**EXERCISE AIM**
Find every line of the listing below where "emblem" appears, and copy it.

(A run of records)
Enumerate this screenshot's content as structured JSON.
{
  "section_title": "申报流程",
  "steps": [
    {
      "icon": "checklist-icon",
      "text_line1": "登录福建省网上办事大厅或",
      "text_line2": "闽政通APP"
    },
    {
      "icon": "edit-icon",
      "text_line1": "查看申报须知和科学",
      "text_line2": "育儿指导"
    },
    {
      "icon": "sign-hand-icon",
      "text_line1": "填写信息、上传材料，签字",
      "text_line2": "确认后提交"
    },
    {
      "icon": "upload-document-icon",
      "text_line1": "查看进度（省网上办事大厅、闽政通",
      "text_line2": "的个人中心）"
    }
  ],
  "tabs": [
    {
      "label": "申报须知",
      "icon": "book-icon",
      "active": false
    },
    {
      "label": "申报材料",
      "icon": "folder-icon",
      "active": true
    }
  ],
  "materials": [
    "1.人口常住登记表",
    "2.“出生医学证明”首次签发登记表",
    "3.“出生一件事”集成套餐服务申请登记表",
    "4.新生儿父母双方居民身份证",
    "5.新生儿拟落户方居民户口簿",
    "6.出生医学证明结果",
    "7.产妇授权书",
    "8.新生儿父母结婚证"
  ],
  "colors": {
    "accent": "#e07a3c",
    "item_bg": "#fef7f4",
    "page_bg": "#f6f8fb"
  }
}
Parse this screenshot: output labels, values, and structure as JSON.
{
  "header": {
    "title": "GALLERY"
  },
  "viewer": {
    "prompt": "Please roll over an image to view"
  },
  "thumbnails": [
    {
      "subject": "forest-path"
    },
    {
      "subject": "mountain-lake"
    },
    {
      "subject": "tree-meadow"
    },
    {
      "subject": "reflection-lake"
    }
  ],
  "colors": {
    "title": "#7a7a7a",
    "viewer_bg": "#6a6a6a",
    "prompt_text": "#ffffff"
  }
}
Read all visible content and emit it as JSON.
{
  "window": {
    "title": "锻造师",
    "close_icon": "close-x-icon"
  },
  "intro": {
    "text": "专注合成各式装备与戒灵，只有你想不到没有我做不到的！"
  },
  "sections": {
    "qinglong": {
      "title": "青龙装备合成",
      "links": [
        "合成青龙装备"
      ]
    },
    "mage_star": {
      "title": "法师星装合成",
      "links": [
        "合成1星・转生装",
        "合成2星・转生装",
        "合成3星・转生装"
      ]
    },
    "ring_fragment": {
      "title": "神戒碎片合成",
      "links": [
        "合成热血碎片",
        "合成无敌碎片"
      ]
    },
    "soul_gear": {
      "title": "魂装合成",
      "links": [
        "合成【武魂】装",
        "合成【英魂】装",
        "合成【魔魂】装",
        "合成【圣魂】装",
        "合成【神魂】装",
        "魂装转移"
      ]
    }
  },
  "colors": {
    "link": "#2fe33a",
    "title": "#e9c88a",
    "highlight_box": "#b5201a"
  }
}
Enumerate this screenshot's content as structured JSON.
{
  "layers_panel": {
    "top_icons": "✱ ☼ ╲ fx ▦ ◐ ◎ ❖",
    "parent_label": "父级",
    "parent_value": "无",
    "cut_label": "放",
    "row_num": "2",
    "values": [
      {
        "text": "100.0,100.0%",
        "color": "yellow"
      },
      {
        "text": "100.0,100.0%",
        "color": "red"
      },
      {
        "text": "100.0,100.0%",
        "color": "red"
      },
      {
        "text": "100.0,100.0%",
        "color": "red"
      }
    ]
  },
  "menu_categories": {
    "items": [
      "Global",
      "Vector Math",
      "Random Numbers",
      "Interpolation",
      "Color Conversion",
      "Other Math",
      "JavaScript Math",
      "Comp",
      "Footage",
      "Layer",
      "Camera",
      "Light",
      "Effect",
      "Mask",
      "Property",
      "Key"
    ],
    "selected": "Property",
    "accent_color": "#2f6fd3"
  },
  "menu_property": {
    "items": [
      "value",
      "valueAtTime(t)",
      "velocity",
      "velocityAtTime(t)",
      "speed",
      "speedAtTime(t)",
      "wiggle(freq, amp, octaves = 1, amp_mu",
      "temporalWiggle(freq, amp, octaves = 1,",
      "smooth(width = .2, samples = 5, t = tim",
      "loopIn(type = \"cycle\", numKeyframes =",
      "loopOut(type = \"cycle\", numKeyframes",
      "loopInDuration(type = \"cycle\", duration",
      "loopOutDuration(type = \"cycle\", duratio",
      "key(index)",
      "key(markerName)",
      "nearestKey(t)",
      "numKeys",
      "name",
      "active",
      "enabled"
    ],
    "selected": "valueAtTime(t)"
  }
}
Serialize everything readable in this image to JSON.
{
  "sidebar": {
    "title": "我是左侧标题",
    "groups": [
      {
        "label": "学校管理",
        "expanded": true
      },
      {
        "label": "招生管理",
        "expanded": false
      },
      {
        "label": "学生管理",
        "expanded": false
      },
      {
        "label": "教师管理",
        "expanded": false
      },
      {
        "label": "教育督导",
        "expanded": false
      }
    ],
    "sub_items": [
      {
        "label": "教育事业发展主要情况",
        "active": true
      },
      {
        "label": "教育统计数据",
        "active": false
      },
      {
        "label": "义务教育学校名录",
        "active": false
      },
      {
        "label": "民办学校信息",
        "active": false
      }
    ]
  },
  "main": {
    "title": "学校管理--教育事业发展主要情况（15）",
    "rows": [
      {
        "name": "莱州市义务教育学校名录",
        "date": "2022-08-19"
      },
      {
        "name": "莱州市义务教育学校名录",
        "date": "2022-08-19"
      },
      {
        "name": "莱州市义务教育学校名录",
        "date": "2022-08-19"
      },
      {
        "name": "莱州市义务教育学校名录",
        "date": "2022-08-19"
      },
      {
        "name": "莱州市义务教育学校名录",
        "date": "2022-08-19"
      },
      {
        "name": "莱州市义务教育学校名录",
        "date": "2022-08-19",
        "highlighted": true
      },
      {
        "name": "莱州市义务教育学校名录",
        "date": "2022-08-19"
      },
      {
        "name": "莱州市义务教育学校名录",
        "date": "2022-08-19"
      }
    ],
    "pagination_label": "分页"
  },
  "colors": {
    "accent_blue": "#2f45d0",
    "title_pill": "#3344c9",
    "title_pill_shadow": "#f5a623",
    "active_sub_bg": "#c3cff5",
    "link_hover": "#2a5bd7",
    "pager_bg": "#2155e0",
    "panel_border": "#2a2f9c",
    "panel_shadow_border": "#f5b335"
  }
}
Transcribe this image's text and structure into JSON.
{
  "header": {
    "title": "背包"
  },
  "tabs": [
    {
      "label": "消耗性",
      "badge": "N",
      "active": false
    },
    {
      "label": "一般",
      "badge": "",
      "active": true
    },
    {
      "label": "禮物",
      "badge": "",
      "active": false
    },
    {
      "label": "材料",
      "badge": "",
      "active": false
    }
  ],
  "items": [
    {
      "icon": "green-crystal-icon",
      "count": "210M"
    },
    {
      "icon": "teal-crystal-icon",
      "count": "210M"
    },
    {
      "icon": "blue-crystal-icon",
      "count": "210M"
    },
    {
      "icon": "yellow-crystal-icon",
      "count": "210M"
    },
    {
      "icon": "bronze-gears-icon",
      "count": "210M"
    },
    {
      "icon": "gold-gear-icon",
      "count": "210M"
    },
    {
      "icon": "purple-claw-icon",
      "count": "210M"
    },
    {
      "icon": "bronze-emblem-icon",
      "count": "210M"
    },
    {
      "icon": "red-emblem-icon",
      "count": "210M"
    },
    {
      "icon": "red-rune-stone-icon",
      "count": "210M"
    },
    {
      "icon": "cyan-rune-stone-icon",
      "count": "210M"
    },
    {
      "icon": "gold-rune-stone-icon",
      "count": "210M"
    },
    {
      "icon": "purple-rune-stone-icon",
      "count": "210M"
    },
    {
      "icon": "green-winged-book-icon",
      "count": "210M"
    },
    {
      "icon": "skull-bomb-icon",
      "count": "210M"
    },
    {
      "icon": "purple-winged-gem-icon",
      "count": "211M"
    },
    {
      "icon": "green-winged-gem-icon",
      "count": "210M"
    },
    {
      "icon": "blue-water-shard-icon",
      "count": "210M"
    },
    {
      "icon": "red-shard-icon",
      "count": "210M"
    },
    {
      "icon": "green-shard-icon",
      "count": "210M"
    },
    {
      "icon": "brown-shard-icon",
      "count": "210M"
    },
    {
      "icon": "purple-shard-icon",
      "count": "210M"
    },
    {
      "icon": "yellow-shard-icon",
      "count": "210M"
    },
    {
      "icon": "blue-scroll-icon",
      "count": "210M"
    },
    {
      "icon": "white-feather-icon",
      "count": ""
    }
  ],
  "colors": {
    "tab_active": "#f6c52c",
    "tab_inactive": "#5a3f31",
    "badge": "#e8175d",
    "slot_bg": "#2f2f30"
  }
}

**WRITTEN ANSWER**
      "icon": "bronze-emblem-icon",
      "icon": "red-emblem-icon",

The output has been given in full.